▶ [Written exercise]:
Quote the item below word for word, leaving out the picture.

▶ [Records to use]:
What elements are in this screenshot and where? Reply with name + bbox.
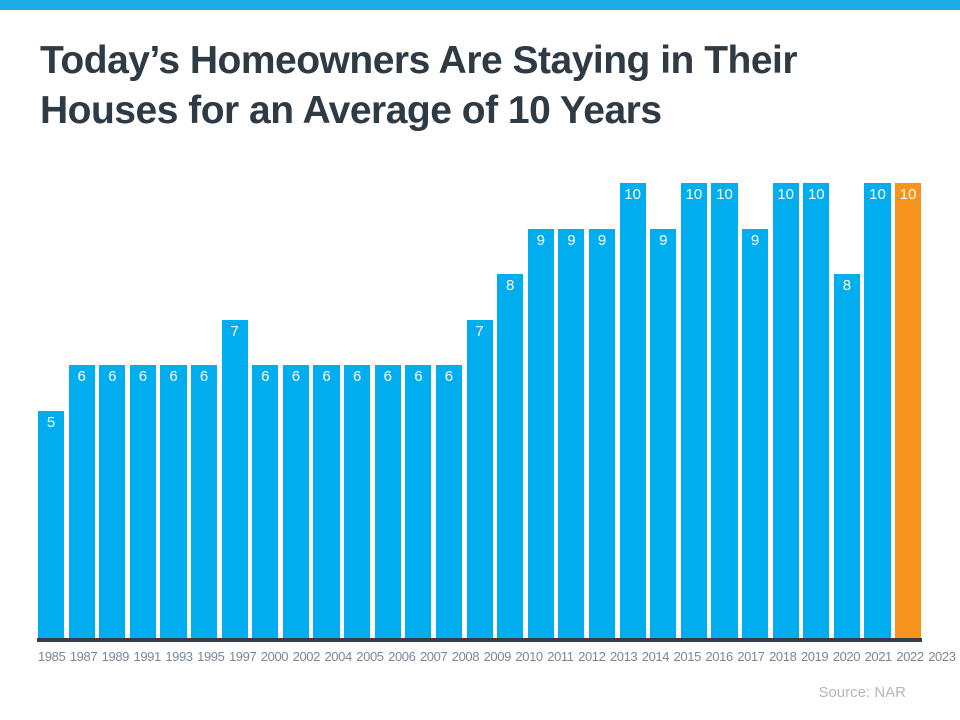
x-tick-2006: 2006 [388, 649, 416, 664]
x-tick-1995: 1995 [197, 649, 225, 664]
x-tick-2002: 2002 [292, 649, 321, 664]
bar-2017: 10 [711, 183, 738, 638]
bar-2010: 8 [497, 274, 524, 638]
x-tick-2008: 2008 [451, 649, 480, 664]
bar-value-label: 5 [46, 413, 56, 431]
bar-2021: 8 [833, 274, 860, 638]
bar-2009: 7 [466, 319, 493, 638]
bar-value-label: 9 [659, 231, 668, 249]
x-tick-1997: 1997 [228, 649, 257, 664]
bar-1995: 6 [191, 365, 218, 638]
bar-value-label: 6 [138, 368, 148, 385]
bar-value-label: 6 [108, 368, 117, 385]
bar-value-label: 6 [414, 368, 423, 385]
bar-2008: 6 [435, 365, 463, 638]
bar-1993: 6 [160, 365, 187, 638]
bar-2015: 9 [650, 228, 677, 638]
bar-value-label: 7 [475, 322, 484, 340]
bar-2019: 10 [772, 183, 799, 638]
bar-value-label: 6 [352, 368, 362, 385]
x-axis-tick-labels: 1985 1987 1989 1991 1993 1995 1997 2000 2002 2004… [38, 649, 956, 664]
x-tick-2007: 2007 [419, 649, 448, 664]
bar-value-label: 6 [77, 368, 86, 385]
x-tick-2012: 2012 [578, 649, 606, 664]
bar-value-label: 10 [899, 186, 917, 203]
x-axis-line [37, 638, 922, 642]
bar-value-label: 9 [750, 231, 760, 249]
bar-2012: 9 [558, 228, 585, 638]
bar-2000: 6 [252, 365, 279, 638]
bar-value-label: 10 [777, 186, 795, 203]
bar-value-label: 10 [624, 186, 641, 203]
bar-value-label: 8 [506, 277, 515, 294]
bar-value-label: 9 [567, 231, 576, 249]
x-tick-2017: 2017 [737, 649, 765, 664]
bar-2002: 6 [282, 365, 309, 638]
bar-2014: 10 [619, 183, 646, 638]
x-tick-2015: 2015 [673, 649, 702, 664]
bar-value-label: 10 [869, 186, 886, 203]
page-title: Today’s Homeowners Are Staying in Their H… [40, 36, 920, 136]
bar-value-label: 6 [322, 368, 331, 385]
x-tick-2011: 2011 [547, 649, 574, 664]
bar-2022: 10 [864, 183, 891, 638]
x-tick-2000: 2000 [260, 649, 289, 664]
x-tick-2022: 2022 [896, 649, 924, 664]
x-tick-2016: 2016 [705, 649, 733, 664]
bar-value-label: 6 [199, 368, 209, 385]
bar-2005: 6 [344, 365, 371, 638]
bar-2011: 9 [527, 228, 554, 638]
bar-value-label: 9 [597, 231, 607, 249]
source-attribution: Source: NAR [818, 684, 906, 701]
x-tick-1985: 1985 [38, 649, 66, 664]
x-tick-1987: 1987 [69, 649, 98, 664]
bar-1991: 6 [129, 365, 156, 638]
bar-2016: 10 [680, 183, 707, 638]
bar-value-label: 10 [807, 186, 825, 203]
bar-2013: 9 [588, 228, 616, 638]
bar-1997: 7 [221, 319, 248, 638]
x-tick-2019: 2019 [800, 649, 829, 664]
bar-value-label: 10 [685, 186, 703, 203]
x-tick-2004: 2004 [324, 649, 352, 664]
bar-value-label: 9 [536, 231, 545, 249]
bar-2006: 6 [374, 365, 401, 638]
x-tick-2013: 2013 [609, 649, 638, 664]
bar-1987: 6 [68, 365, 95, 638]
bar-value-label: 8 [842, 277, 852, 294]
bar-2020: 10 [803, 183, 830, 638]
x-tick-2005: 2005 [356, 649, 384, 664]
bar-value-label: 6 [444, 368, 454, 385]
bar-value-label: 6 [169, 368, 178, 385]
x-tick-2010: 2010 [515, 649, 543, 664]
x-tick-2014: 2014 [641, 649, 670, 664]
bar-value-label: 6 [291, 368, 301, 385]
title-line-2: Houses for an Average of 10 Years [40, 89, 662, 132]
bar-value-label: 6 [261, 368, 270, 385]
bar-value-label: 6 [383, 368, 392, 385]
bar-1985: 5 [38, 410, 65, 638]
x-tick-2021: 2021 [864, 649, 893, 664]
bar-value-label: 7 [230, 322, 239, 340]
x-tick-2020: 2020 [832, 649, 861, 664]
x-tick-2018: 2018 [769, 649, 797, 664]
bar-chart: 5 6 6 6 6 6 7 6 6 6 6 6 6 6 7 8 9 9 9 10 9 10 10 9 10 10 8 10 10 [38, 183, 922, 638]
x-tick-1993: 1993 [165, 649, 193, 664]
title-line-1: Today’s Homeowners Are Staying in Their [40, 39, 798, 82]
x-tick-2023: 2023 [928, 649, 956, 664]
bar-2007: 6 [405, 365, 432, 638]
top-accent-bar [0, 0, 960, 10]
bar-2023: 10 [895, 183, 922, 638]
bar-2018: 9 [742, 228, 769, 638]
bar-1989: 6 [99, 365, 126, 638]
x-tick-2009: 2009 [483, 649, 512, 664]
x-tick-1991: 1991 [133, 649, 161, 664]
x-tick-1989: 1989 [101, 649, 130, 664]
bar-value-label: 10 [716, 186, 733, 203]
bar-2004: 6 [313, 365, 340, 638]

▶ [Answer in full]:
What elements are in this screenshot and where? Reply with name + bbox.
x-tick-2006: 2006 [388, 649, 416, 664]
x-tick-1995: 1995 [197, 649, 225, 664]
x-tick-2002: 2002 [292, 649, 321, 664]
bar-2017: 10 [711, 183, 738, 638]
bar-2010: 8 [497, 274, 524, 638]
x-tick-2008: 2008 [451, 649, 480, 664]
bar-value-label: 5 [46, 413, 56, 431]
bar-2021: 8 [833, 274, 860, 638]
bar-2009: 7 [466, 319, 493, 638]
bar-value-label: 9 [659, 231, 668, 249]
x-tick-1997: 1997 [228, 649, 257, 664]
bar-1995: 6 [191, 365, 218, 638]
bar-value-label: 6 [138, 368, 148, 385]
bar-value-label: 6 [108, 368, 117, 385]
bar-value-label: 6 [414, 368, 423, 385]
bar-2008: 6 [435, 365, 463, 638]
bar-1993: 6 [160, 365, 187, 638]
bar-2015: 9 [650, 228, 677, 638]
bar-value-label: 7 [475, 322, 484, 340]
bar-2019: 10 [772, 183, 799, 638]
bar-value-label: 6 [352, 368, 362, 385]
x-axis-tick-labels: 1985 1987 1989 1991 1993 1995 1997 2000 2002 2004… [38, 649, 956, 664]
x-tick-2007: 2007 [419, 649, 448, 664]
bar-value-label: 6 [77, 368, 86, 385]
x-tick-2012: 2012 [578, 649, 606, 664]
bar-value-label: 10 [899, 186, 917, 203]
x-axis-line [37, 638, 922, 642]
bar-value-label: 9 [750, 231, 760, 249]
bar-2012: 9 [558, 228, 585, 638]
bar-2000: 6 [252, 365, 279, 638]
bar-value-label: 10 [777, 186, 795, 203]
bar-value-label: 10 [624, 186, 641, 203]
bar-value-label: 8 [506, 277, 515, 294]
bar-value-label: 9 [567, 231, 576, 249]
x-tick-2017: 2017 [737, 649, 765, 664]
bar-2002: 6 [282, 365, 309, 638]
bar-2014: 10 [619, 183, 646, 638]
x-tick-2015: 2015 [673, 649, 702, 664]
bar-value-label: 10 [869, 186, 886, 203]
page-title: Today’s Homeowners Are Staying in Their H… [40, 36, 920, 136]
bar-value-label: 6 [322, 368, 331, 385]
x-tick-2011: 2011 [547, 649, 574, 664]
bar-2022: 10 [864, 183, 891, 638]
x-tick-2000: 2000 [260, 649, 289, 664]
x-tick-2022: 2022 [896, 649, 924, 664]
x-tick-2016: 2016 [705, 649, 733, 664]
bar-value-label: 6 [199, 368, 209, 385]
bar-2005: 6 [344, 365, 371, 638]
bar-2011: 9 [527, 228, 554, 638]
bar-value-label: 9 [597, 231, 607, 249]
source-attribution: Source: NAR [818, 684, 906, 701]
x-tick-1985: 1985 [38, 649, 66, 664]
x-tick-1987: 1987 [69, 649, 98, 664]
bar-1991: 6 [129, 365, 156, 638]
bar-2016: 10 [680, 183, 707, 638]
bar-value-label: 10 [807, 186, 825, 203]
bar-2013: 9 [588, 228, 616, 638]
bar-1997: 7 [221, 319, 248, 638]
x-tick-2019: 2019 [800, 649, 829, 664]
bar-value-label: 10 [685, 186, 703, 203]
x-tick-2004: 2004 [324, 649, 352, 664]
bar-value-label: 9 [536, 231, 545, 249]
bar-2006: 6 [374, 365, 401, 638]
x-tick-2013: 2013 [609, 649, 638, 664]
bar-1987: 6 [68, 365, 95, 638]
bar-value-label: 8 [842, 277, 852, 294]
bar-2020: 10 [803, 183, 830, 638]
x-tick-2005: 2005 [356, 649, 384, 664]
bar-value-label: 6 [444, 368, 454, 385]
bar-value-label: 6 [169, 368, 178, 385]
x-tick-2010: 2010 [515, 649, 543, 664]
x-tick-2014: 2014 [641, 649, 670, 664]
bar-value-label: 6 [291, 368, 301, 385]
title-line-2: Houses for an Average of 10 Years [40, 89, 662, 132]
bar-value-label: 6 [261, 368, 270, 385]
bar-value-label: 6 [383, 368, 392, 385]
bar-1985: 5 [38, 410, 65, 638]
x-tick-2021: 2021 [864, 649, 893, 664]
bar-value-label: 7 [230, 322, 239, 340]
x-tick-2020: 2020 [832, 649, 861, 664]
x-tick-2018: 2018 [769, 649, 797, 664]
bar-chart: 5 6 6 6 6 6 7 6 6 6 6 6 6 6 7 8 9 9 9 10 9 10 10 9 10 10 8 10 10 [38, 183, 922, 638]
x-tick-1993: 1993 [165, 649, 193, 664]
title-line-1: Today’s Homeowners Are Staying in Their [40, 39, 798, 82]
x-tick-2023: 2023 [928, 649, 956, 664]
bar-2007: 6 [405, 365, 432, 638]
top-accent-bar [0, 0, 960, 10]
bar-2023: 10 [895, 183, 922, 638]
bar-2018: 9 [742, 228, 769, 638]
bar-1989: 6 [99, 365, 126, 638]
x-tick-2009: 2009 [483, 649, 512, 664]
x-tick-1991: 1991 [133, 649, 161, 664]
x-tick-1989: 1989 [101, 649, 130, 664]
bar-value-label: 10 [716, 186, 733, 203]
bar-2004: 6 [313, 365, 340, 638]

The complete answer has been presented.